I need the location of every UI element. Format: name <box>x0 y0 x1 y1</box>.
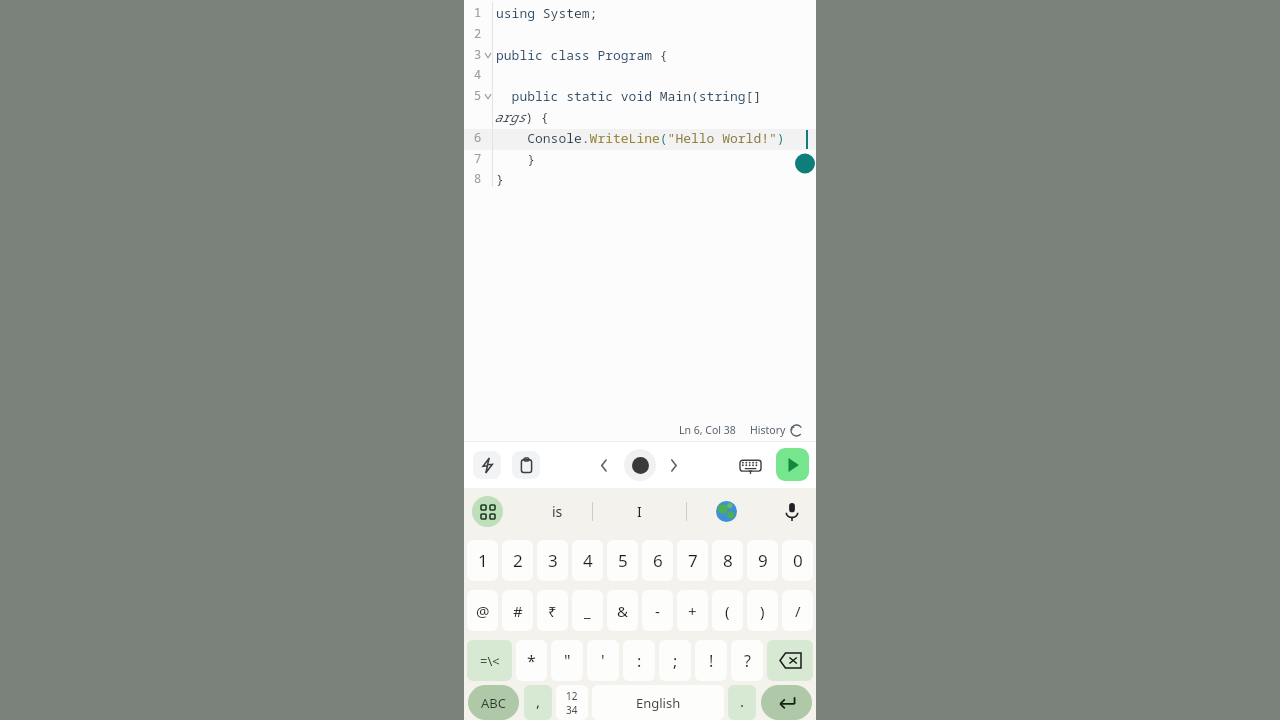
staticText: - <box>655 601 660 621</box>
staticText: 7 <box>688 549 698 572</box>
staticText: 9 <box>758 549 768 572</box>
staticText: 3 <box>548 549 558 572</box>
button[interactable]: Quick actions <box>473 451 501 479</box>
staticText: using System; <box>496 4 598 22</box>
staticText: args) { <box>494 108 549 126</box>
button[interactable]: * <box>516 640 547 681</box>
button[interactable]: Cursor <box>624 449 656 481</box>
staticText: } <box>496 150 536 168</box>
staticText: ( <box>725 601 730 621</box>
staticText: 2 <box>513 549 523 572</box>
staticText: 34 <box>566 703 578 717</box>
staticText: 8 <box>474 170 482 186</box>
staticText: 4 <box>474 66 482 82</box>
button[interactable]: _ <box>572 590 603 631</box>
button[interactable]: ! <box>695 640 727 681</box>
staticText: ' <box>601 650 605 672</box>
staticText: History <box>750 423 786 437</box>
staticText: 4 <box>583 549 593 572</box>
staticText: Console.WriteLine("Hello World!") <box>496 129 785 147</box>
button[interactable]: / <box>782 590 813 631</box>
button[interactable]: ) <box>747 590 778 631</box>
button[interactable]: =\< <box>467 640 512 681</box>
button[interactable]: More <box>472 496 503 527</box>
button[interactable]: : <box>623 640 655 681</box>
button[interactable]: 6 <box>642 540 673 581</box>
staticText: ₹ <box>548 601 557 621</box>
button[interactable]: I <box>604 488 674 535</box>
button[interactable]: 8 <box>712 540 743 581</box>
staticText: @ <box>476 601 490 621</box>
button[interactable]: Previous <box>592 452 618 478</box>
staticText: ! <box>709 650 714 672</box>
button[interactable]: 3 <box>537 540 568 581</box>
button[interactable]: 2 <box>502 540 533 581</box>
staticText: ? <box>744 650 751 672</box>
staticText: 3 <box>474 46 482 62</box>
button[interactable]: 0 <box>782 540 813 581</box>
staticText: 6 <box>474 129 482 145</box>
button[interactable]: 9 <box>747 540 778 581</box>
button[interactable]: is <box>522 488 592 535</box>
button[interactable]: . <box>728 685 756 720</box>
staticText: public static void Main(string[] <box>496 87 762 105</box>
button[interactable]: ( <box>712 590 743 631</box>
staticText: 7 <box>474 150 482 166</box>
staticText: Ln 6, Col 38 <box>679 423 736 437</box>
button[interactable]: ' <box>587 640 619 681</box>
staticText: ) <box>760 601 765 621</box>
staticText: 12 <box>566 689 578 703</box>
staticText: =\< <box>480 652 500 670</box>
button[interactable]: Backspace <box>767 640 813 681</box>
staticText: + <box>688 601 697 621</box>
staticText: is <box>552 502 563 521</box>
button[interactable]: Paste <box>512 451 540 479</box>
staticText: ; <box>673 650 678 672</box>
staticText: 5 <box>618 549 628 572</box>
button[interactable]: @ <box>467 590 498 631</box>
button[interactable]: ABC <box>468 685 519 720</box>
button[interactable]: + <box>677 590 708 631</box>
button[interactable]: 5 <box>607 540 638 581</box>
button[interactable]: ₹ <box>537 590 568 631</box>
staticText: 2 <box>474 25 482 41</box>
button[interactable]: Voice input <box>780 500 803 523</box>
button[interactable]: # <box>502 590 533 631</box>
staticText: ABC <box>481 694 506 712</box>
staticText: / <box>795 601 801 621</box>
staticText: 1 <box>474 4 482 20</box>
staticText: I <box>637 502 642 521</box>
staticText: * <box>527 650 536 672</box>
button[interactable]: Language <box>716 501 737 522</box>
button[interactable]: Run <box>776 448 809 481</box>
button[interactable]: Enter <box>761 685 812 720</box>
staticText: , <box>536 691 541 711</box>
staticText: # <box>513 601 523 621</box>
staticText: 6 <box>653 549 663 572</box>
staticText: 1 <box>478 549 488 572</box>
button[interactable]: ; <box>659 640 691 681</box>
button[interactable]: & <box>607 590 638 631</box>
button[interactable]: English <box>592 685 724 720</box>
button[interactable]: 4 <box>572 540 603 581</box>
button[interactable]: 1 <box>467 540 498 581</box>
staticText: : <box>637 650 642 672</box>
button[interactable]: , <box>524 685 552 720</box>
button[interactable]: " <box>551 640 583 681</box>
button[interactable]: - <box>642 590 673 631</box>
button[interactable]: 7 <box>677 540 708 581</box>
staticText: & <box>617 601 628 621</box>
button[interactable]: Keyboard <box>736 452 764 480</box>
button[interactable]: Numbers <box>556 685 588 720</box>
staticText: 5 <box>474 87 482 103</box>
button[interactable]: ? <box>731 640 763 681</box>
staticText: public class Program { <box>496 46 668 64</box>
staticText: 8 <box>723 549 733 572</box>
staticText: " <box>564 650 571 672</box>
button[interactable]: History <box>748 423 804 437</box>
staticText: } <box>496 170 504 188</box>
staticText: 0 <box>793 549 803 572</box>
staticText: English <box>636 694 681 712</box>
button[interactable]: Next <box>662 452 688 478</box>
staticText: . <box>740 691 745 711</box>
************
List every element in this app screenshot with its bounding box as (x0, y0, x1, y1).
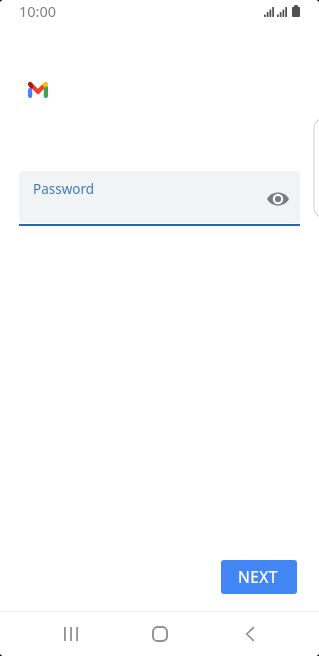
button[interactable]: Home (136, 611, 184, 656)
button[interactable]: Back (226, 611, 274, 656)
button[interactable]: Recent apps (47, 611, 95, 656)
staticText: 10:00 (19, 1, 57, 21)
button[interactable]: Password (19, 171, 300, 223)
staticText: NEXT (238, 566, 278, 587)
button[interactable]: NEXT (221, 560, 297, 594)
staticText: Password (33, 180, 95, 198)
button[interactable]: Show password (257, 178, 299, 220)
************
§ Requirement: Quote each line in the material above that contains the word "public".

§ Full solution:
staticText: public static void Main(string[] <box>496 87 762 105</box>
staticText: public class Program { <box>496 46 668 64</box>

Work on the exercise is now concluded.